• **Exercise description**: Can you print each of the following items verbatim, line for line, without changing anything?

[Listings of boxed layout items]
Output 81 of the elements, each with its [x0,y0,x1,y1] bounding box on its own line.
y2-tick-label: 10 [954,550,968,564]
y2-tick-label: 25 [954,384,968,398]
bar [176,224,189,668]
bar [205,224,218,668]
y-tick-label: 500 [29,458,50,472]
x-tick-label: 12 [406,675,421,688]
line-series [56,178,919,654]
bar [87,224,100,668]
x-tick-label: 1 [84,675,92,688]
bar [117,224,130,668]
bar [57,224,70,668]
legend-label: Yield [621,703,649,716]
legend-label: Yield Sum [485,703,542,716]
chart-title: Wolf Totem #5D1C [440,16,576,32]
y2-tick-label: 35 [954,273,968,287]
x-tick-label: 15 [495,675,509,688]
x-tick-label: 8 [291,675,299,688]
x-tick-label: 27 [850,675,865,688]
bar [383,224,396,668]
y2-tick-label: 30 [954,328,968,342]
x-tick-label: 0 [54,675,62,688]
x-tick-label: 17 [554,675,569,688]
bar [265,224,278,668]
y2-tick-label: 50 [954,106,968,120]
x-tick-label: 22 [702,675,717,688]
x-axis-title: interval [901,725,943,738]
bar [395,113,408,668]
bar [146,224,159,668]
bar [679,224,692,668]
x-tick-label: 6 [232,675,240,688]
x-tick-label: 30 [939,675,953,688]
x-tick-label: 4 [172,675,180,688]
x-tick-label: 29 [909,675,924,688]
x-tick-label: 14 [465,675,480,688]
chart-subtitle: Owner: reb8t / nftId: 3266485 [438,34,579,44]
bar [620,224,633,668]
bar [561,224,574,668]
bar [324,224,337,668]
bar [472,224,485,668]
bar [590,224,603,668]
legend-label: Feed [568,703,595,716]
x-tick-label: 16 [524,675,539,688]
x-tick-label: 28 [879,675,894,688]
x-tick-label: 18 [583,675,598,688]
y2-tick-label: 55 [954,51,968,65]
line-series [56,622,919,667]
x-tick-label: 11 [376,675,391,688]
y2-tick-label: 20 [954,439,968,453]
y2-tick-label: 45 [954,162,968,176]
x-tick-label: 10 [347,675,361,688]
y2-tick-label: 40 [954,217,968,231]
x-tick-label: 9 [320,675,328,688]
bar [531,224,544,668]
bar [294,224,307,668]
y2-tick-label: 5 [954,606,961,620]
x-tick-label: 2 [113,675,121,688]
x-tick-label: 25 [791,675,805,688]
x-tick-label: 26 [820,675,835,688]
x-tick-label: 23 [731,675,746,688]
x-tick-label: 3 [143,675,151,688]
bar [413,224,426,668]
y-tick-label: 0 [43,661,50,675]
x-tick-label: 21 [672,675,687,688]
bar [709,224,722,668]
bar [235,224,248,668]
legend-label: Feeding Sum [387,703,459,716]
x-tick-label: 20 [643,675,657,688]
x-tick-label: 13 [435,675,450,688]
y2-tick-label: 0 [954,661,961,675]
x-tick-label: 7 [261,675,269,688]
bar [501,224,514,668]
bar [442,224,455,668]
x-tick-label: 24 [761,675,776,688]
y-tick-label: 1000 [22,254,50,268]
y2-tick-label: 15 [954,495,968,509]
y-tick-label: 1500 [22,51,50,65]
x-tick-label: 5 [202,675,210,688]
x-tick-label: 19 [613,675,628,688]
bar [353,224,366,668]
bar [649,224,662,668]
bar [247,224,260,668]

• **Result for this exercise**:
Output 81 of the elements, each with its [x0,y0,x1,y1] bounding box on its own line.
y2-tick-label: 10 [954,550,968,564]
y2-tick-label: 25 [954,384,968,398]
bar [176,224,189,668]
bar [205,224,218,668]
y-tick-label: 500 [29,458,50,472]
x-tick-label: 12 [406,675,421,688]
line-series [56,178,919,654]
bar [87,224,100,668]
x-tick-label: 1 [84,675,92,688]
bar [117,224,130,668]
bar [57,224,70,668]
legend-label: Yield [621,703,649,716]
legend-label: Yield Sum [485,703,542,716]
chart-title: Wolf Totem #5D1C [440,16,576,32]
y2-tick-label: 35 [954,273,968,287]
x-tick-label: 15 [495,675,509,688]
x-tick-label: 8 [291,675,299,688]
x-tick-label: 27 [850,675,865,688]
bar [383,224,396,668]
y2-tick-label: 30 [954,328,968,342]
x-tick-label: 0 [54,675,62,688]
x-tick-label: 17 [554,675,569,688]
bar [265,224,278,668]
y2-tick-label: 50 [954,106,968,120]
x-tick-label: 22 [702,675,717,688]
x-axis-title: interval [901,725,943,738]
bar [395,113,408,668]
bar [146,224,159,668]
bar [679,224,692,668]
x-tick-label: 6 [232,675,240,688]
x-tick-label: 30 [939,675,953,688]
x-tick-label: 4 [172,675,180,688]
x-tick-label: 29 [909,675,924,688]
x-tick-label: 14 [465,675,480,688]
chart-subtitle: Owner: reb8t / nftId: 3266485 [438,34,579,44]
bar [620,224,633,668]
bar [561,224,574,668]
bar [324,224,337,668]
bar [472,224,485,668]
bar [590,224,603,668]
legend-label: Feed [568,703,595,716]
x-tick-label: 16 [524,675,539,688]
x-tick-label: 28 [879,675,894,688]
x-tick-label: 18 [583,675,598,688]
y2-tick-label: 55 [954,51,968,65]
line-series [56,622,919,667]
x-tick-label: 11 [376,675,391,688]
y2-tick-label: 20 [954,439,968,453]
y2-tick-label: 45 [954,162,968,176]
x-tick-label: 10 [347,675,361,688]
y2-tick-label: 40 [954,217,968,231]
x-tick-label: 9 [320,675,328,688]
bar [531,224,544,668]
bar [294,224,307,668]
y2-tick-label: 5 [954,606,961,620]
x-tick-label: 2 [113,675,121,688]
x-tick-label: 25 [791,675,805,688]
x-tick-label: 26 [820,675,835,688]
x-tick-label: 23 [731,675,746,688]
x-tick-label: 3 [143,675,151,688]
bar [413,224,426,668]
y-tick-label: 0 [43,661,50,675]
x-tick-label: 21 [672,675,687,688]
bar [709,224,722,668]
bar [235,224,248,668]
legend-label: Feeding Sum [387,703,459,716]
x-tick-label: 20 [643,675,657,688]
x-tick-label: 13 [435,675,450,688]
y2-tick-label: 0 [954,661,961,675]
x-tick-label: 7 [261,675,269,688]
bar [501,224,514,668]
bar [442,224,455,668]
x-tick-label: 24 [761,675,776,688]
y-tick-label: 1000 [22,254,50,268]
y2-tick-label: 15 [954,495,968,509]
y-tick-label: 1500 [22,51,50,65]
x-tick-label: 5 [202,675,210,688]
x-tick-label: 19 [613,675,628,688]
bar [353,224,366,668]
bar [649,224,662,668]
bar [247,224,260,668]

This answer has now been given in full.